## THE TASK
Examine the records and identify each line that includes the string "включаемой". Copy those lines.

## EXTRACTED MATERIAL
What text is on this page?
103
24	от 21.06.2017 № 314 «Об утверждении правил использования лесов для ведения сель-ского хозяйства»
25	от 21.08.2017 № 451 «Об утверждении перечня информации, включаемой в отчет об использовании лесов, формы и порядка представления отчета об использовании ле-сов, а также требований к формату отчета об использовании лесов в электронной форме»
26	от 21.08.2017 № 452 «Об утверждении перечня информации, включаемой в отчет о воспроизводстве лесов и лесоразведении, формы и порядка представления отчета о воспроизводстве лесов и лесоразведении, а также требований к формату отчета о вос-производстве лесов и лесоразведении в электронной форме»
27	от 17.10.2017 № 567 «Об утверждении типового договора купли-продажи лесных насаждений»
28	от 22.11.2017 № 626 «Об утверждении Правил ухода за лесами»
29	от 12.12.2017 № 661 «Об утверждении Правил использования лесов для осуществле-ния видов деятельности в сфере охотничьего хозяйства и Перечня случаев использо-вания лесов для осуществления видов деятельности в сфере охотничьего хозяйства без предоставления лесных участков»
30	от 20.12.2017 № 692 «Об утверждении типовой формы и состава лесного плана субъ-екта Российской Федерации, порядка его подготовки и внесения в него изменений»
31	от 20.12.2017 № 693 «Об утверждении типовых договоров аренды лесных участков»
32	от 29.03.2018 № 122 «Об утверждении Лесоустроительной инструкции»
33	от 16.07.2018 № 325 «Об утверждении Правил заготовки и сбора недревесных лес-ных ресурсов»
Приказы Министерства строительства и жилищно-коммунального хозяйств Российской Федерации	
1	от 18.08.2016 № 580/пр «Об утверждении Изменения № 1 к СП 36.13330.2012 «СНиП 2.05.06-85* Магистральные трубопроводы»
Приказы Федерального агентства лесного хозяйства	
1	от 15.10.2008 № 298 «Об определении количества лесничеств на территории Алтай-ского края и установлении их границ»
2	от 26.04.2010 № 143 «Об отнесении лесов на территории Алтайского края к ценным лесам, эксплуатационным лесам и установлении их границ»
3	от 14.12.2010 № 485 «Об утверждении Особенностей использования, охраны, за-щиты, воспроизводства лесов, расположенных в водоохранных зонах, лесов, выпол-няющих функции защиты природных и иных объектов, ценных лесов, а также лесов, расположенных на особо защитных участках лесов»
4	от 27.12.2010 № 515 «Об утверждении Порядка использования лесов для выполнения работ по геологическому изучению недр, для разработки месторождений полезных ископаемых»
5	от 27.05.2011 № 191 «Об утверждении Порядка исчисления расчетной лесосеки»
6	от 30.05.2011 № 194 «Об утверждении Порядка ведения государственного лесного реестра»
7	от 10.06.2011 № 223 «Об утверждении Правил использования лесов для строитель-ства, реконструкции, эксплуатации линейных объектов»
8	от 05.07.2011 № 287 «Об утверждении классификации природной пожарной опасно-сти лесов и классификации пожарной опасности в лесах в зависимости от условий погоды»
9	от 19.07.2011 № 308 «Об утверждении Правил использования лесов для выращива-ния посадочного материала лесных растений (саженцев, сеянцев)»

---

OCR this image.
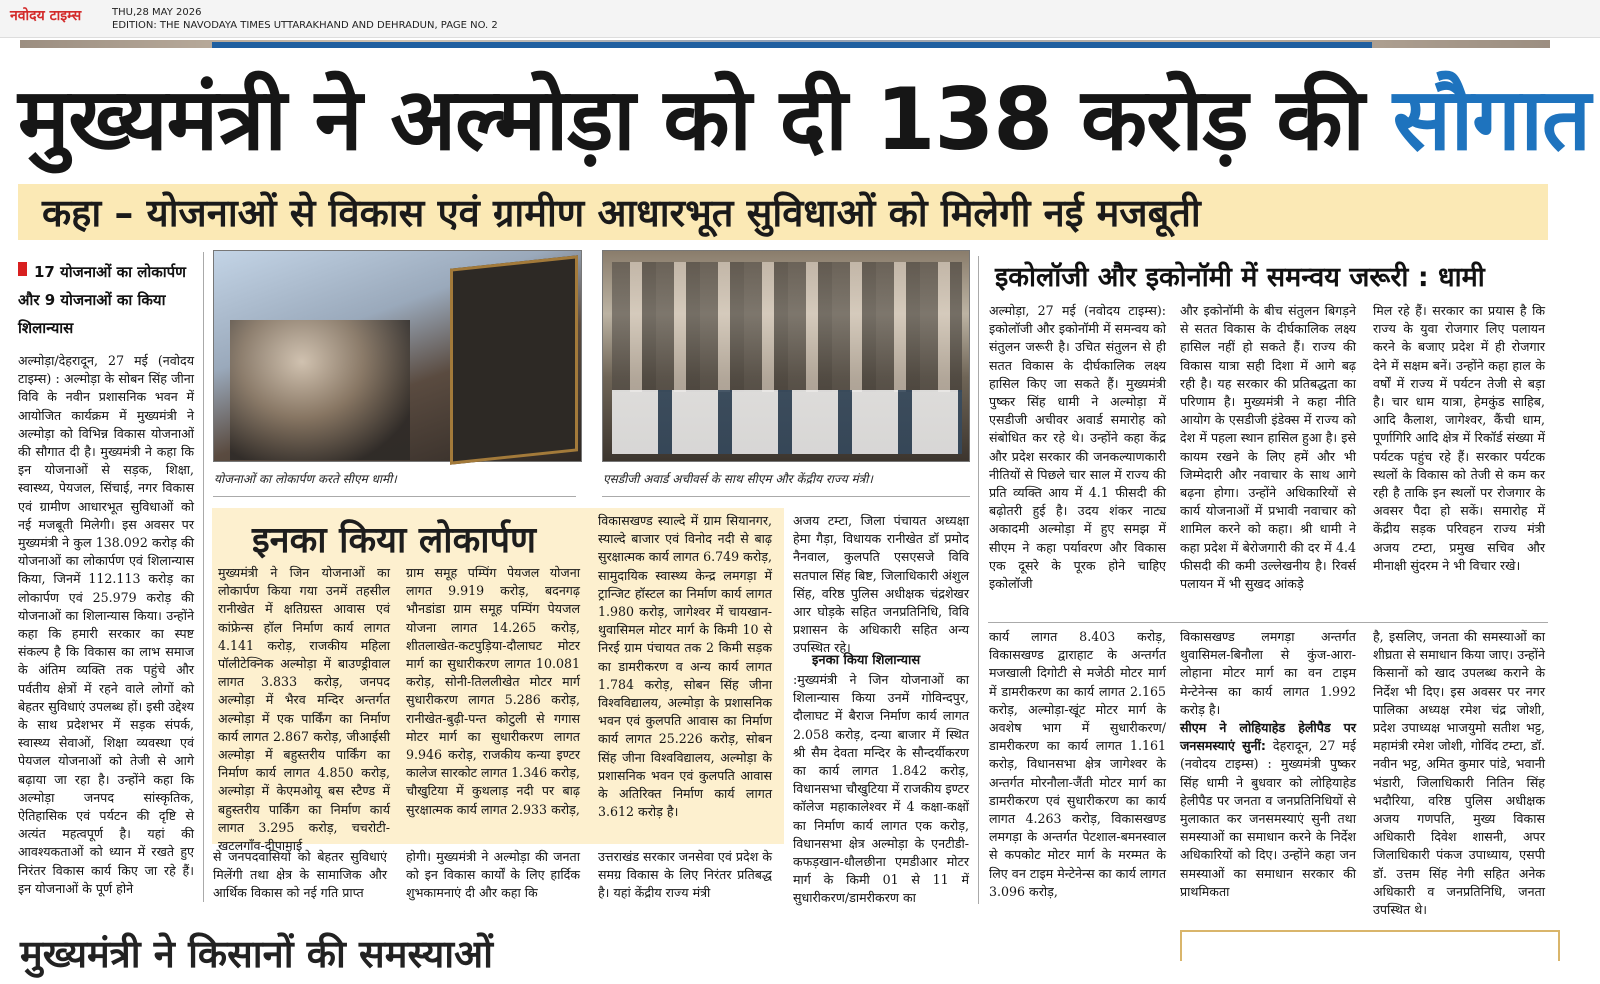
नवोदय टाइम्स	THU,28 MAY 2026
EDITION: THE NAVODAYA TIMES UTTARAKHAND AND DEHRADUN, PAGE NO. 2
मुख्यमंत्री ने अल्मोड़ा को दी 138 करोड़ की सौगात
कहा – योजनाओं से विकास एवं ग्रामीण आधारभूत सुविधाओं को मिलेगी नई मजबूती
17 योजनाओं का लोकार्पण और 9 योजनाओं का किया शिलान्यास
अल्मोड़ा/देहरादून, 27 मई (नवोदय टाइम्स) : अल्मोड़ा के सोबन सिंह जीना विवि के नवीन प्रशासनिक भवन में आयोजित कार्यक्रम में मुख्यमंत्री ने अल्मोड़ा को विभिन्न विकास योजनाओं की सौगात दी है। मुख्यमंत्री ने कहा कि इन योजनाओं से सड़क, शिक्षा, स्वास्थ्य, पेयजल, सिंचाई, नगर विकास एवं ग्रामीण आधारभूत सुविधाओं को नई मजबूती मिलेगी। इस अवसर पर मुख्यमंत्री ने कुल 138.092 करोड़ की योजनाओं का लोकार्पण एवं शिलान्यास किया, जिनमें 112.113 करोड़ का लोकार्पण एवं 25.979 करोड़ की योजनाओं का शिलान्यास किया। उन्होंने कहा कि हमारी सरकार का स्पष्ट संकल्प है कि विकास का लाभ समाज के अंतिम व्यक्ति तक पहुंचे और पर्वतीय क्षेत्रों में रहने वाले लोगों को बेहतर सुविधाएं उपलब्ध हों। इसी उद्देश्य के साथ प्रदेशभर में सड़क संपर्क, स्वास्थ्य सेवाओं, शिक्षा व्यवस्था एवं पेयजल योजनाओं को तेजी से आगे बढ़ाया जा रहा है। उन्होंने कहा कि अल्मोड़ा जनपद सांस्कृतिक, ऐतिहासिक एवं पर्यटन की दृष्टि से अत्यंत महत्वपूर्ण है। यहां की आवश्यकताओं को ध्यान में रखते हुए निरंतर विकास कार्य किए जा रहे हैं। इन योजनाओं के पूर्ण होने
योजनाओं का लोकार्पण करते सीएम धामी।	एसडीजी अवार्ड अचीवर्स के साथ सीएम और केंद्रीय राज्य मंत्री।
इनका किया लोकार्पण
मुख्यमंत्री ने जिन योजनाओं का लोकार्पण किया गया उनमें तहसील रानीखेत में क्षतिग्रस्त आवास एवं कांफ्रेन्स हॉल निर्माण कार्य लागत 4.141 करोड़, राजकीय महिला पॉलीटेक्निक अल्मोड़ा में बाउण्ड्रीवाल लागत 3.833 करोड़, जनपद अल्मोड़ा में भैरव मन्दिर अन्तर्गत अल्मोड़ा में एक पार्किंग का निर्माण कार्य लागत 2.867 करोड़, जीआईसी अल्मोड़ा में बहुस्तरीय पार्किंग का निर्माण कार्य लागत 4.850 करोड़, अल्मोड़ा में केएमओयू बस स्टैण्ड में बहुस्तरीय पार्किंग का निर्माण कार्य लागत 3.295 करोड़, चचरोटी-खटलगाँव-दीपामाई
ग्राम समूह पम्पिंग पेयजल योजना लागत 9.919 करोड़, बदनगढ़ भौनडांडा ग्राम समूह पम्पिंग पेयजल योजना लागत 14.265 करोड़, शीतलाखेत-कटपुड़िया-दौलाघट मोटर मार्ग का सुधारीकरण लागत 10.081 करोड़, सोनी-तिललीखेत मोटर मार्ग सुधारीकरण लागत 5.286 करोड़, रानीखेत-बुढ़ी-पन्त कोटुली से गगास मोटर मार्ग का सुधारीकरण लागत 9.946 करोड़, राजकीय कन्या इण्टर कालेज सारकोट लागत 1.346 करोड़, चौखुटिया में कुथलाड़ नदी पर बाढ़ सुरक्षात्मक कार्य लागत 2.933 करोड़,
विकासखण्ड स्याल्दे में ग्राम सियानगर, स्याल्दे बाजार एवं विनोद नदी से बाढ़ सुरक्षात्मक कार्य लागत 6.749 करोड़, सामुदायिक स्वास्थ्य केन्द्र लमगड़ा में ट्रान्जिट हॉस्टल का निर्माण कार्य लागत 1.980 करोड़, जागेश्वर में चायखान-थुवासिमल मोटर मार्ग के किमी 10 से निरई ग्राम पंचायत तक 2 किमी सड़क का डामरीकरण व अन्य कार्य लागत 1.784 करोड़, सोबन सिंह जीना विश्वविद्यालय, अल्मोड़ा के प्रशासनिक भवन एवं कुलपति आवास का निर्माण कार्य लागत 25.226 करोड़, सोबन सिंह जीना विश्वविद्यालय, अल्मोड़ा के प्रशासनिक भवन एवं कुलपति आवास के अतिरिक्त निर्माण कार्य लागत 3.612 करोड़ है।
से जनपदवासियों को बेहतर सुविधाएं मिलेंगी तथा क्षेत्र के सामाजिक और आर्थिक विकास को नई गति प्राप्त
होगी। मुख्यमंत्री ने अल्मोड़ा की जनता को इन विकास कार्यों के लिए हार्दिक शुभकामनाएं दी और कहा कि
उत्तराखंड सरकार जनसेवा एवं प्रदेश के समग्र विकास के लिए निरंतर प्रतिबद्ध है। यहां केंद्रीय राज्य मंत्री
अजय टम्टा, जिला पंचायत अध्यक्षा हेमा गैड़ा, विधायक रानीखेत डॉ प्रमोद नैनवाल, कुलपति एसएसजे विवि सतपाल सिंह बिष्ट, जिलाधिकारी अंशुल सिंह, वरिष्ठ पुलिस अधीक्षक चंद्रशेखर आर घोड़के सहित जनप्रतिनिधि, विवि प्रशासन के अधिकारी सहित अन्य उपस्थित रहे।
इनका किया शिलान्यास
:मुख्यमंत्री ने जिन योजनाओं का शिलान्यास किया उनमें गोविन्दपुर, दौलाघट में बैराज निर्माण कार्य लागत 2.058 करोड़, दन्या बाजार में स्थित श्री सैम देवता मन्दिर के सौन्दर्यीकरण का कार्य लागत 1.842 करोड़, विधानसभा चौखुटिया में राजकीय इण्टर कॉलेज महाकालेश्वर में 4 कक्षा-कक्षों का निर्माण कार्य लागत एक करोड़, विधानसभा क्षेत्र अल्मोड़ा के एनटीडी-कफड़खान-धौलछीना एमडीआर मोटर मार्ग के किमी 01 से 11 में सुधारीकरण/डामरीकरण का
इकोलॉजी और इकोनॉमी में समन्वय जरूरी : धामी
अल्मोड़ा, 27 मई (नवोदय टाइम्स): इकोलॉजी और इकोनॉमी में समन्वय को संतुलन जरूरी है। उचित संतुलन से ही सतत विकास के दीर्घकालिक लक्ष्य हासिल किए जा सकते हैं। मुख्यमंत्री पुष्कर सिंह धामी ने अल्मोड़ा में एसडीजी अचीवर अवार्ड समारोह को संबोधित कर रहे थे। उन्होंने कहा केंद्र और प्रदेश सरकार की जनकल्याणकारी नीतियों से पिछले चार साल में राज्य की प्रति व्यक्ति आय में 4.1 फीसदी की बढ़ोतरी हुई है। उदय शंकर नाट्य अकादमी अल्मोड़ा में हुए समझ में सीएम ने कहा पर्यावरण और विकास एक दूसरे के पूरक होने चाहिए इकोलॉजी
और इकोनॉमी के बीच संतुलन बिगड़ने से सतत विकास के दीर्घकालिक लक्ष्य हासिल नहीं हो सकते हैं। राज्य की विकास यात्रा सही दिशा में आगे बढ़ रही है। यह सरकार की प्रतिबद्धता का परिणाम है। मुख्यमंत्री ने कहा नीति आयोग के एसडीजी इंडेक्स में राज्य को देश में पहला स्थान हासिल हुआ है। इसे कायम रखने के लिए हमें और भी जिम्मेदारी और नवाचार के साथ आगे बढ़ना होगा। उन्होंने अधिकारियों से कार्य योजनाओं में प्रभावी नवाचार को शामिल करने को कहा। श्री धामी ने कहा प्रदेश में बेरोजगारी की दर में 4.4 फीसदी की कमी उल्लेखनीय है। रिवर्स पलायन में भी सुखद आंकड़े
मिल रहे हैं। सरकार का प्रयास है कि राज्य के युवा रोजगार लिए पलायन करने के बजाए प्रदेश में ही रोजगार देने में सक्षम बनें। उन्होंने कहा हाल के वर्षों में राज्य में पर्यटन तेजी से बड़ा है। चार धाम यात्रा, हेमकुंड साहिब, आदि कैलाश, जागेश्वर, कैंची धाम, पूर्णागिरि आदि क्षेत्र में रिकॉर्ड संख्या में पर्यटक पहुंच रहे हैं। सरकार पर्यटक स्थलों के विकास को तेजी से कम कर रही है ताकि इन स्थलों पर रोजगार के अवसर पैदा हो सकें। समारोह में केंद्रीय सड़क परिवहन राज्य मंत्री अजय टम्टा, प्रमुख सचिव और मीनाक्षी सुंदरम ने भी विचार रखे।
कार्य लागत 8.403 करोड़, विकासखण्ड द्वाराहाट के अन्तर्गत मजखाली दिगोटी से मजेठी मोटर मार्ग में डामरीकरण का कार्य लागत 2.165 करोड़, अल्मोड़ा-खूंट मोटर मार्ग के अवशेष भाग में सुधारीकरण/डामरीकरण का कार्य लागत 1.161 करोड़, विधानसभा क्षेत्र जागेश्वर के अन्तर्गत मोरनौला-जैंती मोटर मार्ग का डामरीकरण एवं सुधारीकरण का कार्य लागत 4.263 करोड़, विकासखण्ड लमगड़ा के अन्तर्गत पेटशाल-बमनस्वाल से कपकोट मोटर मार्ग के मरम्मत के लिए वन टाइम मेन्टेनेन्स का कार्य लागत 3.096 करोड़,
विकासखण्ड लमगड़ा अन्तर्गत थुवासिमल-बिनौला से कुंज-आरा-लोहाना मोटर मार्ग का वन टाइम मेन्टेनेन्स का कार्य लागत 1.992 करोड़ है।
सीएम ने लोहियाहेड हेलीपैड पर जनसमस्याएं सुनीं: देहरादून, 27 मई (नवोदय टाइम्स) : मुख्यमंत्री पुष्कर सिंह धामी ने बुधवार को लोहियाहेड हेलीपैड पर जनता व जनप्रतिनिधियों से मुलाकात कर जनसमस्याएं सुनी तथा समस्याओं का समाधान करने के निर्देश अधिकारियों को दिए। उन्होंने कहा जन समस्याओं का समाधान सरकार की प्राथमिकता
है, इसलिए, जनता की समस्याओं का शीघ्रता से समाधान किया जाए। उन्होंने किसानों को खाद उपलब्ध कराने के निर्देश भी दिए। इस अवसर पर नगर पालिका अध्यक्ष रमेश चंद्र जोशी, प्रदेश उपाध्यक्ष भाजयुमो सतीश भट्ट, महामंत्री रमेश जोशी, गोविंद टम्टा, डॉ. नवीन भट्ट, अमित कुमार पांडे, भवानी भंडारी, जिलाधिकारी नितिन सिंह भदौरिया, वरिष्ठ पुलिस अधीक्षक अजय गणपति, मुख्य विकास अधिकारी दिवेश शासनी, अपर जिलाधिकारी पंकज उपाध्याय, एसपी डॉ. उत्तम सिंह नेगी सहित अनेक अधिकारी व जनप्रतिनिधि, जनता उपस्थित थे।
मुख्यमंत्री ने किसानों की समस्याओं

## WRITTEN RESPONSE
25	от 21.08.2017 № 451 «Об утверждении перечня информации, включаемой в отчет об использовании лесов, формы и порядка представления отчета об использовании ле-сов, а также требований к формату отчета об использовании лесов в электронной форме»
26	от 21.08.2017 № 452 «Об утверждении перечня информации, включаемой в отчет о воспроизводстве лесов и лесоразведении, формы и порядка представления отчета о воспроизводстве лесов и лесоразведении, а также требований к формату отчета о вос-производстве лесов и лесоразведении в электронной форме»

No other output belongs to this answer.